[Records]
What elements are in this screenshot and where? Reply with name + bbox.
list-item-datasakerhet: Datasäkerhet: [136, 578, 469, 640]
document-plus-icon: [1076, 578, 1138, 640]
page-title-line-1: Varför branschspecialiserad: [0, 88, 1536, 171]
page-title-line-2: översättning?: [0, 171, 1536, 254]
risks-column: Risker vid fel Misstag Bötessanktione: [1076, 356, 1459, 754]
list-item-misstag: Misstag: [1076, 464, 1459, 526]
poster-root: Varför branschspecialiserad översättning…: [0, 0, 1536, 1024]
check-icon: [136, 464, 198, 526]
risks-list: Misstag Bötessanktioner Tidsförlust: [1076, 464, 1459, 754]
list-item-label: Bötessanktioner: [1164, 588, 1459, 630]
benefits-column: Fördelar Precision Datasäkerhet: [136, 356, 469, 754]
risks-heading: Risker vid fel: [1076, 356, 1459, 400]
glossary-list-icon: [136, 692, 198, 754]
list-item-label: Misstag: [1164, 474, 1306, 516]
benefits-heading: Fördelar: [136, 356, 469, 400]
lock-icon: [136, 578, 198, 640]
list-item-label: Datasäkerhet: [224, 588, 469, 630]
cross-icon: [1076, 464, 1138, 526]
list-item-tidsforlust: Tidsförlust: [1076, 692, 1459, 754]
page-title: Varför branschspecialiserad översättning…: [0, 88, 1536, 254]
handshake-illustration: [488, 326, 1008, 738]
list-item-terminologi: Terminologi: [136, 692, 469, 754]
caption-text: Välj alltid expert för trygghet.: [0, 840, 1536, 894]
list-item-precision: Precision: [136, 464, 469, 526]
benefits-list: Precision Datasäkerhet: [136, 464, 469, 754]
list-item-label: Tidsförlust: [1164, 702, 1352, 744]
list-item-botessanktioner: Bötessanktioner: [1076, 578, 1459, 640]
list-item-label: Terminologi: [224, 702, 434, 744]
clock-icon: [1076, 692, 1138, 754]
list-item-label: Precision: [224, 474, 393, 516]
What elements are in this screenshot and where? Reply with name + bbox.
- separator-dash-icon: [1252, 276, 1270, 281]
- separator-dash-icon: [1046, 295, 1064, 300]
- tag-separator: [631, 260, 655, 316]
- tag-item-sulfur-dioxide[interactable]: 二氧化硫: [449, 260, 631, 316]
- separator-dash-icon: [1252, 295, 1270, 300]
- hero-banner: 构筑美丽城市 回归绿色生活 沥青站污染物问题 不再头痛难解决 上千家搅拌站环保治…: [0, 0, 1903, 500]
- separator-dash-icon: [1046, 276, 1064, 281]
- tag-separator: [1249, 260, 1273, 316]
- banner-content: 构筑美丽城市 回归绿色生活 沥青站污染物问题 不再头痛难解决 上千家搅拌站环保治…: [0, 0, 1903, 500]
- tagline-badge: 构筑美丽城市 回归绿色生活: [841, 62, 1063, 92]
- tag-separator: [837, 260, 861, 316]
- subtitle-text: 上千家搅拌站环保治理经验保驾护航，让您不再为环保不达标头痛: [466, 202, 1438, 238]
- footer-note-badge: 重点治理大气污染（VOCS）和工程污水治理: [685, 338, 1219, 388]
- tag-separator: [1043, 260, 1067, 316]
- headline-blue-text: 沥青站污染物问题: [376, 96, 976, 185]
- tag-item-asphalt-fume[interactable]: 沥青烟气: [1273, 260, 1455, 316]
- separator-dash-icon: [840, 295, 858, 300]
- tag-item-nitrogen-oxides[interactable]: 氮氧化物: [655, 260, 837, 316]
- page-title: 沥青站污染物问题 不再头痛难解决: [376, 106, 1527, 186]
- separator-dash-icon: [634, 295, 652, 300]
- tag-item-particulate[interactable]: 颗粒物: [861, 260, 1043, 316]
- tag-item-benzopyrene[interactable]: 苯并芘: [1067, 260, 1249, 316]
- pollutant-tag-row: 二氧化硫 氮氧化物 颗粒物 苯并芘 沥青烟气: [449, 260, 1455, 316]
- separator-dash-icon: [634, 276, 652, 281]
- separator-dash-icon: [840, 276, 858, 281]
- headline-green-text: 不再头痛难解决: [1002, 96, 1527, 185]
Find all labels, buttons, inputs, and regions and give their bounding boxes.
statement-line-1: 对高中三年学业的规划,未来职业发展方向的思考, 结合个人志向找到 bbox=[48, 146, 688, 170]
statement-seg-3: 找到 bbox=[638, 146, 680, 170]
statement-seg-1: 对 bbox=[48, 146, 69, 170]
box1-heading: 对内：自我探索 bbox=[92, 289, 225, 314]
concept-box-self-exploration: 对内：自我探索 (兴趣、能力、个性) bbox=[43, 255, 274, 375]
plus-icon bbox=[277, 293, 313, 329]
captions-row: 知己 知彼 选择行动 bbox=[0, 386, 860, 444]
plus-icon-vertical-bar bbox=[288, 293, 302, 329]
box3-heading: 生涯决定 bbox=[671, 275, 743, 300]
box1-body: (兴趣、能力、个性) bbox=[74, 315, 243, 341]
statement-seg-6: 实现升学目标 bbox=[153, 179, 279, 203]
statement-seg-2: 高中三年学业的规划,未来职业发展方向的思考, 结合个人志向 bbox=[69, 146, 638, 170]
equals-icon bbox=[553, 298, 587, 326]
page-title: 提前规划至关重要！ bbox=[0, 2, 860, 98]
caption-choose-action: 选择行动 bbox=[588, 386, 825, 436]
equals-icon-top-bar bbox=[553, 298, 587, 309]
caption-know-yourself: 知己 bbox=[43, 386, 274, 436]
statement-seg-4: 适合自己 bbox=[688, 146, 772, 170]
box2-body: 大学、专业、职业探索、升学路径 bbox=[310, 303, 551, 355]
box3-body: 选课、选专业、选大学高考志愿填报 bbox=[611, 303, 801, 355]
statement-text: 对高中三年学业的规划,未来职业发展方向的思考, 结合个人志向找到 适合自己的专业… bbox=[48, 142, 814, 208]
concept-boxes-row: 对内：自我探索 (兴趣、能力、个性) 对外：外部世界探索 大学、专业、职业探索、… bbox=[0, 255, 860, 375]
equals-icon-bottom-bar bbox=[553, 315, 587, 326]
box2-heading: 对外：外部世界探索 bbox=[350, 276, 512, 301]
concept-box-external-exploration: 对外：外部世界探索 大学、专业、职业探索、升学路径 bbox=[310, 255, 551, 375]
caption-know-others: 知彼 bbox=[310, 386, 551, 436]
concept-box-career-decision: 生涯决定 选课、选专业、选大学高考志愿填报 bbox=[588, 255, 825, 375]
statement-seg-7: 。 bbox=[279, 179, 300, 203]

[What is required] Reproduce word for word every line of the entries, from the very first line up to and including the line with "list-item-misstag: Misstag: [1076, 464, 1459, 526]".

[The result]
What elements are in this screenshot and where? Reply with name + bbox.
list-item-datasakerhet: Datasäkerhet: [136, 578, 469, 640]
document-plus-icon: [1076, 578, 1138, 640]
page-title-line-1: Varför branschspecialiserad: [0, 88, 1536, 171]
page-title-line-2: översättning?: [0, 171, 1536, 254]
risks-column: Risker vid fel Misstag Bötessanktione: [1076, 356, 1459, 754]
list-item-misstag: Misstag: [1076, 464, 1459, 526]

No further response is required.